Set down exactly the lines from the one containing "Convert this screenshot" through the end of the records below, both included, and nothing else.

#### Raw data

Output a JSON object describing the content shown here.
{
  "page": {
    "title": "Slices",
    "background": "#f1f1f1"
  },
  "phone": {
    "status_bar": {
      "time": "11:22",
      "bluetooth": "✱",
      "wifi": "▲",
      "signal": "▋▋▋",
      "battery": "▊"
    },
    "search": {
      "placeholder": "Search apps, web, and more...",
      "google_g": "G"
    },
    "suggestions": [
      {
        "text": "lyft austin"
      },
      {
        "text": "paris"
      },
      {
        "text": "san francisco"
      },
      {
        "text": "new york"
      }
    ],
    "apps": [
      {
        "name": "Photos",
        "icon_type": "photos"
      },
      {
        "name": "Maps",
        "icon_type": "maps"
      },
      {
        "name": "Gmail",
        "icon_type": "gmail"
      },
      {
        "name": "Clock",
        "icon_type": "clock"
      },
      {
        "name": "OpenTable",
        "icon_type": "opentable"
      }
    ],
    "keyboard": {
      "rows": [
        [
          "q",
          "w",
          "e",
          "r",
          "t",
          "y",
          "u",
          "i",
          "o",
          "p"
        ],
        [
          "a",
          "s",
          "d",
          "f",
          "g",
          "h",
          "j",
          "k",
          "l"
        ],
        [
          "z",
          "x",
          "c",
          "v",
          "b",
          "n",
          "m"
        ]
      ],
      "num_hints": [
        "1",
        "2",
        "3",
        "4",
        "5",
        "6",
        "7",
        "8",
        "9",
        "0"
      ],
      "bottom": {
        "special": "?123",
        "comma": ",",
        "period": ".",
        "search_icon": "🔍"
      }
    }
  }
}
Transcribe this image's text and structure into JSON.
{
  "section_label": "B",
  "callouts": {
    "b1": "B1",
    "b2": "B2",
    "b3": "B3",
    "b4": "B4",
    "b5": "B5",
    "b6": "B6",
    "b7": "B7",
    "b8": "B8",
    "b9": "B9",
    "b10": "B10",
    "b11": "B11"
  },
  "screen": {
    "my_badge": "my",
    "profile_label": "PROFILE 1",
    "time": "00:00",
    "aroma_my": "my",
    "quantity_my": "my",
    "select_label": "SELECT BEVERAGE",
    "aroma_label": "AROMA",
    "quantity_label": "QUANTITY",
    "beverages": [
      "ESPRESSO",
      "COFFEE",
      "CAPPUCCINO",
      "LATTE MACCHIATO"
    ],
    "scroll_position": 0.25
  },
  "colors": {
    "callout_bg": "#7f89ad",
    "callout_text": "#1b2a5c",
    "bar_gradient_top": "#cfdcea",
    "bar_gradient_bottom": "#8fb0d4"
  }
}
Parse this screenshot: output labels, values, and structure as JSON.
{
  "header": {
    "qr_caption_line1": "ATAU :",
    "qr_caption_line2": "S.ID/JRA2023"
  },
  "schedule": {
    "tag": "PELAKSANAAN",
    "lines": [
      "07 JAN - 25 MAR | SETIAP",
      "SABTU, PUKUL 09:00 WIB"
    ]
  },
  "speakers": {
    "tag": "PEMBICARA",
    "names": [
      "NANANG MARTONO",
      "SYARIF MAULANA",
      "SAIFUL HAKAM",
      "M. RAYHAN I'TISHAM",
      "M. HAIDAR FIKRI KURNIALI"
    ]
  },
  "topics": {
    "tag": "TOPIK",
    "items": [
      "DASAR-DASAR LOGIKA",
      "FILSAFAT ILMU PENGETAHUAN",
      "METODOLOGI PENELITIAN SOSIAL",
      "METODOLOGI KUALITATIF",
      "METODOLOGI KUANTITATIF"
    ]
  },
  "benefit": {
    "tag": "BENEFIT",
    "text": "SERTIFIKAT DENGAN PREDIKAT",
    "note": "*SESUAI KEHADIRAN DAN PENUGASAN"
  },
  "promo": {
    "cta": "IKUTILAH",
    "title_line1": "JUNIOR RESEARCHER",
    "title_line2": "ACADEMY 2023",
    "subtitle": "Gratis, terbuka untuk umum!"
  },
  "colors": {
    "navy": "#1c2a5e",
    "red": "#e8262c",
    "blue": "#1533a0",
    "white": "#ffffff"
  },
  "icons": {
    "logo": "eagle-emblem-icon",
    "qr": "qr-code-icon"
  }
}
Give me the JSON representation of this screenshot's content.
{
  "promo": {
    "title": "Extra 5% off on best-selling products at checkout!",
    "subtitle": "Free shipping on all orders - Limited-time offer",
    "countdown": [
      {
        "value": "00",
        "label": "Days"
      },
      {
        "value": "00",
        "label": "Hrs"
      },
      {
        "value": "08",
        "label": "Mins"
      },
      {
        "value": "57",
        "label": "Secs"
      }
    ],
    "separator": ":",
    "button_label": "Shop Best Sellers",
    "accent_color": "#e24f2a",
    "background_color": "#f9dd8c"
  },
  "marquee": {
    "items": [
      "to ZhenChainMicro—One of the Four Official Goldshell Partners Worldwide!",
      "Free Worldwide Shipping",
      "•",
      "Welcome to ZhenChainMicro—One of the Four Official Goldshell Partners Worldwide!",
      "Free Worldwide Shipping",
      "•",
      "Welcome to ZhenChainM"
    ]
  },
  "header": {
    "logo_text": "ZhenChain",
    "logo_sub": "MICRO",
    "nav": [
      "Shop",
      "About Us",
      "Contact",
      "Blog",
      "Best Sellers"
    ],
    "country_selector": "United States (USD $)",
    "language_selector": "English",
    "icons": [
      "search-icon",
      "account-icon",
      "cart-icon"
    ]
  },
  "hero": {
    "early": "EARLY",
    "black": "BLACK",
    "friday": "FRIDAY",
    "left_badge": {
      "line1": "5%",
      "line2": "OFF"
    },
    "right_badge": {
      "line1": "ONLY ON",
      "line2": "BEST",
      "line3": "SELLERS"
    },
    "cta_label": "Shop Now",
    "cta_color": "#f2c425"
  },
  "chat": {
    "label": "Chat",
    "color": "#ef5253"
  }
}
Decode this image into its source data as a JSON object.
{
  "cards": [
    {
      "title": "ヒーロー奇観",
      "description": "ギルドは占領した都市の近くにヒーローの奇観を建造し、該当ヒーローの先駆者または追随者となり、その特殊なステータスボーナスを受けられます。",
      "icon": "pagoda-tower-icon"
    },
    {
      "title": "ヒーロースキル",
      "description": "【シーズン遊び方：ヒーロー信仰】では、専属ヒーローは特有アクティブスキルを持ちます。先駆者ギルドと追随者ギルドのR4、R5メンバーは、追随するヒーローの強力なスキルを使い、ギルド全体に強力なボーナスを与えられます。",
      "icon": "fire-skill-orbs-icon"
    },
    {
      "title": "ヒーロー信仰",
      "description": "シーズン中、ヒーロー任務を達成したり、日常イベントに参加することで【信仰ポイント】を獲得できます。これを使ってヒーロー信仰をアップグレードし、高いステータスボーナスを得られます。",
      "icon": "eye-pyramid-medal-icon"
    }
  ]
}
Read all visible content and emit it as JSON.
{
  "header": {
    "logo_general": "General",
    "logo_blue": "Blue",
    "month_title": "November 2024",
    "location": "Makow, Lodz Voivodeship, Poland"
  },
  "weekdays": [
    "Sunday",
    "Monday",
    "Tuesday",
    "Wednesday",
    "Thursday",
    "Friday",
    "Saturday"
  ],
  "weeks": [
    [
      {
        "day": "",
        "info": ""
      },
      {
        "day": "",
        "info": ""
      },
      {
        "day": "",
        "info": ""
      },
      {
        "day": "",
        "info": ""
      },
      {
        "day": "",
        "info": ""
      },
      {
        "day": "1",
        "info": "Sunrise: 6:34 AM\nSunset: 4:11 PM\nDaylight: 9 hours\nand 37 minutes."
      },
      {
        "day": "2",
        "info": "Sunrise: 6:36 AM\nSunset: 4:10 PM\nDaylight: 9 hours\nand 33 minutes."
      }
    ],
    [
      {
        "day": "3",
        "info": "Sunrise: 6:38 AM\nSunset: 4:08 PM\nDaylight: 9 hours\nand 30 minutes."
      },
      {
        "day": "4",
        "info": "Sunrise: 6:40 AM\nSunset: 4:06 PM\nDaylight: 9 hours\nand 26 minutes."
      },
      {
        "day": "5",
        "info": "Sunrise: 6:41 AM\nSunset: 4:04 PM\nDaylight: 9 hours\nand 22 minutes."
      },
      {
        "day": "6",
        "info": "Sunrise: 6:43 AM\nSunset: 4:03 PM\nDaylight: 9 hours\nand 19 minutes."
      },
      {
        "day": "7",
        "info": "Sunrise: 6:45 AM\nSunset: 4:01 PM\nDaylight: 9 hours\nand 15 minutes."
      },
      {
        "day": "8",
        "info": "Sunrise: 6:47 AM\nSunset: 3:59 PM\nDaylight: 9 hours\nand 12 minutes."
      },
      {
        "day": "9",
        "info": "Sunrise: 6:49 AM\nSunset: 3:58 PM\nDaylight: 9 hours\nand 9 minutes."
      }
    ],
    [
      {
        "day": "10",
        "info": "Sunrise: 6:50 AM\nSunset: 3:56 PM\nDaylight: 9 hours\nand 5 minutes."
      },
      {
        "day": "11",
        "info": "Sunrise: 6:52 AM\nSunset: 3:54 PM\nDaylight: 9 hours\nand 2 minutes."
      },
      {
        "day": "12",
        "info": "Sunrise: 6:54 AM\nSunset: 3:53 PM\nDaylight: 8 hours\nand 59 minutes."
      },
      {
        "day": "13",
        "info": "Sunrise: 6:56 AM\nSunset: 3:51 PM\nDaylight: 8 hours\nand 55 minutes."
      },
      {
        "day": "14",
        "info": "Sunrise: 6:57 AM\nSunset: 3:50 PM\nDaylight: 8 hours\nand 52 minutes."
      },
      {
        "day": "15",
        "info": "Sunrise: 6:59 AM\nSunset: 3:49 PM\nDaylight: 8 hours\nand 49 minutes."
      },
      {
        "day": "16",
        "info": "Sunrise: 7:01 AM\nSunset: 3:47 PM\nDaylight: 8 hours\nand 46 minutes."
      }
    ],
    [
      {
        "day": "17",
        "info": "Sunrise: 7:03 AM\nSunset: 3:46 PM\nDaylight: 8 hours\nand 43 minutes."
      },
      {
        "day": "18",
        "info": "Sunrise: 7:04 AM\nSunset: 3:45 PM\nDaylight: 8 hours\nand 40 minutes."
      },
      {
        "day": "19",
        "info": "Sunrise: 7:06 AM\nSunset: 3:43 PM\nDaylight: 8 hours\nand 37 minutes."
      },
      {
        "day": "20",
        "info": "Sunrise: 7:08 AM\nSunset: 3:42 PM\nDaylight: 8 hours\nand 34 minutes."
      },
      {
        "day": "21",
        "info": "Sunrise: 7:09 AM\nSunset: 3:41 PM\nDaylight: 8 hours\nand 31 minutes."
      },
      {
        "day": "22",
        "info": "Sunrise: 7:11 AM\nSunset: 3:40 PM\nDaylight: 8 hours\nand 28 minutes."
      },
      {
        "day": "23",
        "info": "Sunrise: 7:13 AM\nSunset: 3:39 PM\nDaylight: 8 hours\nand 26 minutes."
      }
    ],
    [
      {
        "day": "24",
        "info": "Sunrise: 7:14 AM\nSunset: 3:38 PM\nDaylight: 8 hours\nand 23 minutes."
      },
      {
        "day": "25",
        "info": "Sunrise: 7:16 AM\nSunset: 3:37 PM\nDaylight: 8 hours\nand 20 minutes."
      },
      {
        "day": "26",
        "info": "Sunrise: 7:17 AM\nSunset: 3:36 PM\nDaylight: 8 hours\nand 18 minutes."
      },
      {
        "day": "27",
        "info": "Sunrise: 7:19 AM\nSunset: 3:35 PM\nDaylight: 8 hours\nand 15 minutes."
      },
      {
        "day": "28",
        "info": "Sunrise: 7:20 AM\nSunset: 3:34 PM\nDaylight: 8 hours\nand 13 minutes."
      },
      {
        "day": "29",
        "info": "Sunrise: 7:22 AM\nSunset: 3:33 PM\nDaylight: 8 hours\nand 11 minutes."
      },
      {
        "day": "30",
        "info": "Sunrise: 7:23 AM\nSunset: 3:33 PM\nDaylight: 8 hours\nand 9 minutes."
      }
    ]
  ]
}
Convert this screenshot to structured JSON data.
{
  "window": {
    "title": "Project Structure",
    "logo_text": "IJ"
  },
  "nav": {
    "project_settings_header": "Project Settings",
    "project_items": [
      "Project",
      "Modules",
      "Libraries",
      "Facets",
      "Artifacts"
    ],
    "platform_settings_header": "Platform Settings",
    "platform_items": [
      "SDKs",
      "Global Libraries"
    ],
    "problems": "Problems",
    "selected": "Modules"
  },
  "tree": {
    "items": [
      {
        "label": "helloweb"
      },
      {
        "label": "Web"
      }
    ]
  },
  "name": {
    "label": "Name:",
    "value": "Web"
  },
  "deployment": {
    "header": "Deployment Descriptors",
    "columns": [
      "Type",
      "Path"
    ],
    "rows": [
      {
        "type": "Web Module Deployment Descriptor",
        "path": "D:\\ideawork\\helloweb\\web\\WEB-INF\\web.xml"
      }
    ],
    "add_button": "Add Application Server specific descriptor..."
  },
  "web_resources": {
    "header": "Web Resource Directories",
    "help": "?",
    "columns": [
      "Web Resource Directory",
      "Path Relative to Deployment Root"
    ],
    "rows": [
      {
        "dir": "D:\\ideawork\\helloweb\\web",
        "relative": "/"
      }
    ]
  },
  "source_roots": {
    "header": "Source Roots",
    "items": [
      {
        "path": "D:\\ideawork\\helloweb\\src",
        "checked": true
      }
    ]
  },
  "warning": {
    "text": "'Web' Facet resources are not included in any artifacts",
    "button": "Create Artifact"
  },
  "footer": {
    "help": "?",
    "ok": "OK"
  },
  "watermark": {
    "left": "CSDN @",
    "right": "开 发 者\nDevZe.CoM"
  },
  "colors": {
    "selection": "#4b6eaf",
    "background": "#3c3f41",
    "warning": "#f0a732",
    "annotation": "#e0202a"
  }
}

########

» Result of the task:
Convert this screenshot to structured JSON data.
{
  "window": {
    "title": "Project Structure",
    "logo_text": "IJ"
  },
  "nav": {
    "project_settings_header": "Project Settings",
    "project_items": [
      "Project",
      "Modules",
      "Libraries",
      "Facets",
      "Artifacts"
    ],
    "platform_settings_header": "Platform Settings",
    "platform_items": [
      "SDKs",
      "Global Libraries"
    ],
    "problems": "Problems",
    "selected": "Modules"
  },
  "tree": {
    "items": [
      {
        "label": "helloweb"
      },
      {
        "label": "Web"
      }
    ]
  },
  "name": {
    "label": "Name:",
    "value": "Web"
  },
  "deployment": {
    "header": "Deployment Descriptors",
    "columns": [
      "Type",
      "Path"
    ],
    "rows": [
      {
        "type": "Web Module Deployment Descriptor",
        "path": "D:\\ideawork\\helloweb\\web\\WEB-INF\\web.xml"
      }
    ],
    "add_button": "Add Application Server specific descriptor..."
  },
  "web_resources": {
    "header": "Web Resource Directories",
    "help": "?",
    "columns": [
      "Web Resource Directory",
      "Path Relative to Deployment Root"
    ],
    "rows": [
      {
        "dir": "D:\\ideawork\\helloweb\\web",
        "relative": "/"
      }
    ]
  },
  "source_roots": {
    "header": "Source Roots",
    "items": [
      {
        "path": "D:\\ideawork\\helloweb\\src",
        "checked": true
      }
    ]
  },
  "warning": {
    "text": "'Web' Facet resources are not included in any artifacts",
    "button": "Create Artifact"
  },
  "footer": {
    "help": "?",
    "ok": "OK"
  },
  "watermark": {
    "left": "CSDN @",
    "right": "开 发 者\nDevZe.CoM"
  },
  "colors": {
    "selection": "#4b6eaf",
    "background": "#3c3f41",
    "warning": "#f0a732",
    "annotation": "#e0202a"
  }
}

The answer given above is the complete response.